### DIRECTIVE
Everything from the line containing "Output the text content of this document." through the last line of the data below is to be retyped exactly, apart from the pictures.

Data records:
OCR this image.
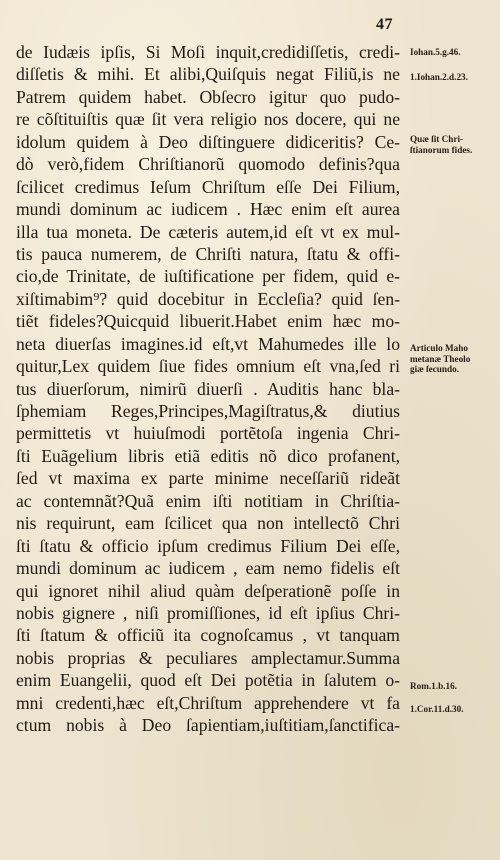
47
de Iudæis ipſis, Si Moſi inquit,credidiſſetis, credi-
diſſetis & mihi. Et alibi,Quiſquis negat Filiũ,is ne
Patrem quidem habet. Obſecro igitur quo pudo-
re cõſtituiſtis quæ ſit vera religio nos docere, qui ne
idolum quidem à Deo diſtinguere didiceritis? Ce-
dò verò,fidem Chriſtianorũ quomodo definis?qua
ſcilicet credimus Ieſum Chriſtum eſſe Dei Filium,
mundi dominum ac iudicem . Hæc enim eſt aurea
illa tua moneta. De cæteris autem,id eſt vt ex mul-
tis pauca numerem, de Chriſti natura, ſtatu & offi-
cio,de Trinitate, de iuſtificatione per fidem, quid e-
xiſtimabim⁹? quid docebitur in Eccleſia? quid ſen-
tiẽt fideles?Quicquid libuerit.Habet enim hæc mo-
neta diuerſas imagines.id eſt,vt Mahumedes ille lo
quitur,Lex quidem ſiue fides omnium eſt vna,ſed ri
tus diuerſorum, nimirũ diuerſi . Auditis hanc bla-
ſphemiam Reges,Principes,Magiſtratus,& diutius
permittetis vt huiuſmodi portẽtoſa ingenia Chri-
ſti Euãgelium libris etiã editis nõ dico profanent,
ſed vt maxima ex parte minime neceſſariũ rideãt
ac contemnãt?Quã enim iſti notitiam in Chriſtia-
nis requirunt, eam ſcilicet qua non intellectõ Chri
ſti ſtatu & officio ipſum credimus Filium Dei eſſe,
mundi dominum ac iudicem , eam nemo fidelis eſt
qui ignoret nihil aliud quàm deſperationẽ poſſe in
nobis gignere , niſi promiſſiones, id eſt ipſius Chri-
ſti ſtatum & officiũ ita cognoſcamus , vt tanquam
nobis proprias & peculiares amplectamur.Summa
enim Euangelii, quod eſt Dei potẽtia in ſalutem o-
mni credenti,hæc eſt,Chriſtum apprehendere vt fa
ctum nobis à Deo ſapientiam,iuſtitiam,ſanctifica-
Iohan.5.g.46.
1.Iohan.2.d.23.
Quæ ſit Chri-
ſtianorum fides.
Articulo Maho
metanæ Theolo
giæ ſecundo.
Rom.1.b.16.
1.Cor.11.d.30.
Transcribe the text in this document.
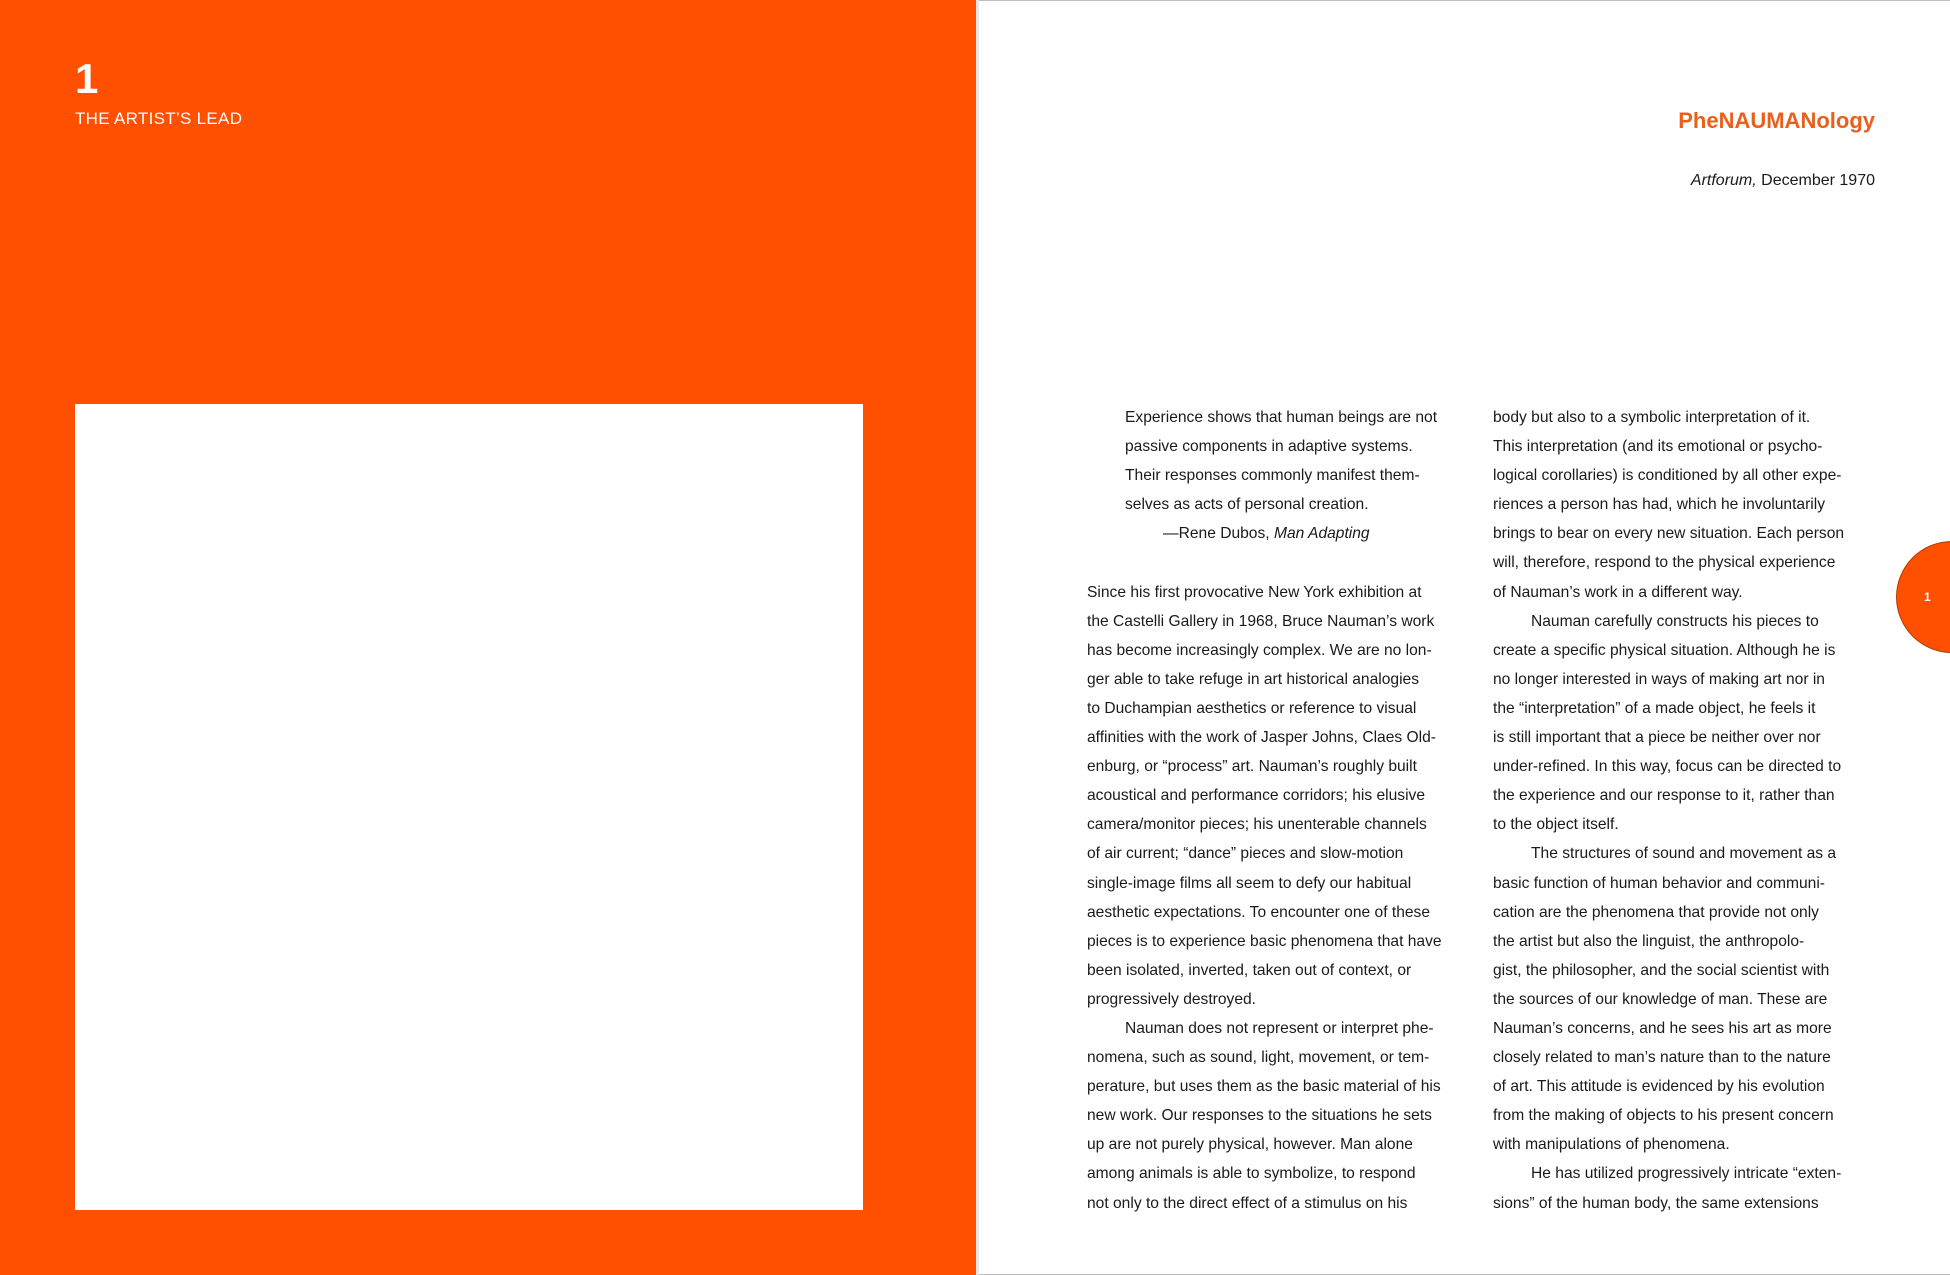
1
THE ARTIST’S LEAD	PheNAUMANology
Artforum, December 1970
Experience shows that human beings are not
passive components in adaptive systems.
Their responses commonly manifest them-
selves as acts of personal creation.
—Rene Dubos, Man Adapting
Since his first provocative New York exhibition at
the Castelli Gallery in 1968, Bruce Nauman’s work
has become increasingly complex. We are no lon-
ger able to take refuge in art historical analogies
to Duchampian aesthetics or reference to visual
affinities with the work of Jasper Johns, Claes Old-
enburg, or “process” art. Nauman’s roughly built
acoustical and performance corridors; his elusive
camera/monitor pieces; his unenterable channels
of air current; “dance” pieces and slow-motion
single-image films all seem to defy our habitual
aesthetic expectations. To encounter one of these
pieces is to experience basic phenomena that have
been isolated, inverted, taken out of context, or
progressively destroyed.
Nauman does not represent or interpret phe-
nomena, such as sound, light, movement, or tem-
perature, but uses them as the basic material of his
new work. Our responses to the situations he sets
up are not purely physical, however. Man alone
among animals is able to symbolize, to respond
not only to the direct effect of a stimulus on his
body but also to a symbolic interpretation of it.
This interpretation (and its emotional or psycho-
logical corollaries) is conditioned by all other expe-
riences a person has had, which he involuntarily
brings to bear on every new situation. Each person
will, therefore, respond to the physical experience
of Nauman’s work in a different way.
Nauman carefully constructs his pieces to
create a specific physical situation. Although he is
no longer interested in ways of making art nor in
the “interpretation” of a made object, he feels it
is still important that a piece be neither over nor
under-refined. In this way, focus can be directed to
the experience and our response to it, rather than
to the object itself.
The structures of sound and movement as a
basic function of human behavior and communi-
cation are the phenomena that provide not only
the artist but also the linguist, the anthropolo-
gist, the philosopher, and the social scientist with
the sources of our knowledge of man. These are
Nauman’s concerns, and he sees his art as more
closely related to man’s nature than to the nature
of art. This attitude is evidenced by his evolution
from the making of objects to his present concern
with manipulations of phenomena.
He has utilized progressively intricate “exten-
sions” of the human body, the same extensions
1
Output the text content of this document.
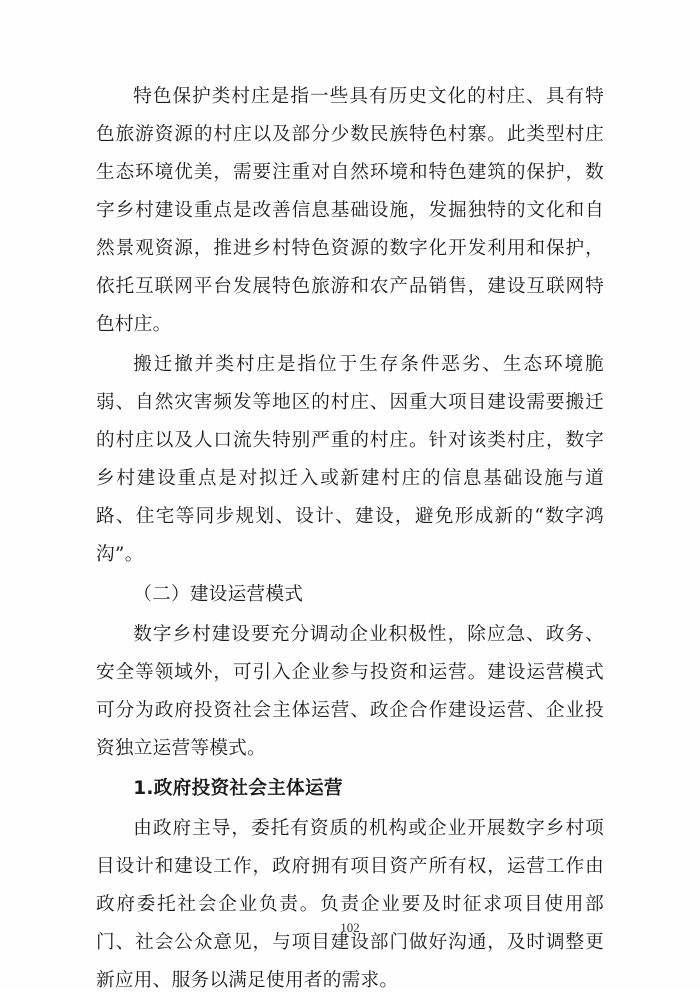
特色保护类村庄是指一些具有历史文化的村庄、具有特色旅游资源的村庄以及部分少数民族特色村寨。此类型村庄生态环境优美，需要注重对自然环境和特色建筑的保护，数字乡村建设重点是改善信息基础设施，发掘独特的文化和自然景观资源，推进乡村特色资源的数字化开发利用和保护，依托互联网平台发展特色旅游和农产品销售，建设互联网特色村庄。

搬迁撤并类村庄是指位于生存条件恶劣、生态环境脆弱、自然灾害频发等地区的村庄、因重大项目建设需要搬迁的村庄以及人口流失特别严重的村庄。针对该类村庄，数字乡村建设重点是对拟迁入或新建村庄的信息基础设施与道路、住宅等同步规划、设计、建设，避免形成新的“数字鸿沟”。

（二）建设运营模式

数字乡村建设要充分调动企业积极性，除应急、政务、安全等领域外，可引入企业参与投资和运营。建设运营模式可分为政府投资社会主体运营、政企合作建设运营、企业投资独立运营等模式。

1.政府投资社会主体运营

由政府主导，委托有资质的机构或企业开展数字乡村项目设计和建设工作，政府拥有项目资产所有权，运营工作由政府委托社会企业负责。负责企业要及时征求项目使用部门、社会公众意见，与项目建设部门做好沟通，及时调整更新应用、服务以满足使用者的需求。

102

### SOLUTION TO THIS TASK
Output the text content of this document.
特色保护类村庄是指一些具有历史文化的村庄、具有特色旅游资源的村庄以及部分少数民族特色村寨。此类型村庄生态环境优美，需要注重对自然环境和特色建筑的保护，数字乡村建设重点是改善信息基础设施，发掘独特的文化和自然景观资源，推进乡村特色资源的数字化开发利用和保护，依托互联网平台发展特色旅游和农产品销售，建设互联网特色村庄。

搬迁撤并类村庄是指位于生存条件恶劣、生态环境脆弱、自然灾害频发等地区的村庄、因重大项目建设需要搬迁的村庄以及人口流失特别严重的村庄。针对该类村庄，数字乡村建设重点是对拟迁入或新建村庄的信息基础设施与道路、住宅等同步规划、设计、建设，避免形成新的“数字鸿沟”。

（二）建设运营模式

数字乡村建设要充分调动企业积极性，除应急、政务、安全等领域外，可引入企业参与投资和运营。建设运营模式可分为政府投资社会主体运营、政企合作建设运营、企业投资独立运营等模式。

1.政府投资社会主体运营

由政府主导，委托有资质的机构或企业开展数字乡村项目设计和建设工作，政府拥有项目资产所有权，运营工作由政府委托社会企业负责。负责企业要及时征求项目使用部门、社会公众意见，与项目建设部门做好沟通，及时调整更新应用、服务以满足使用者的需求。

102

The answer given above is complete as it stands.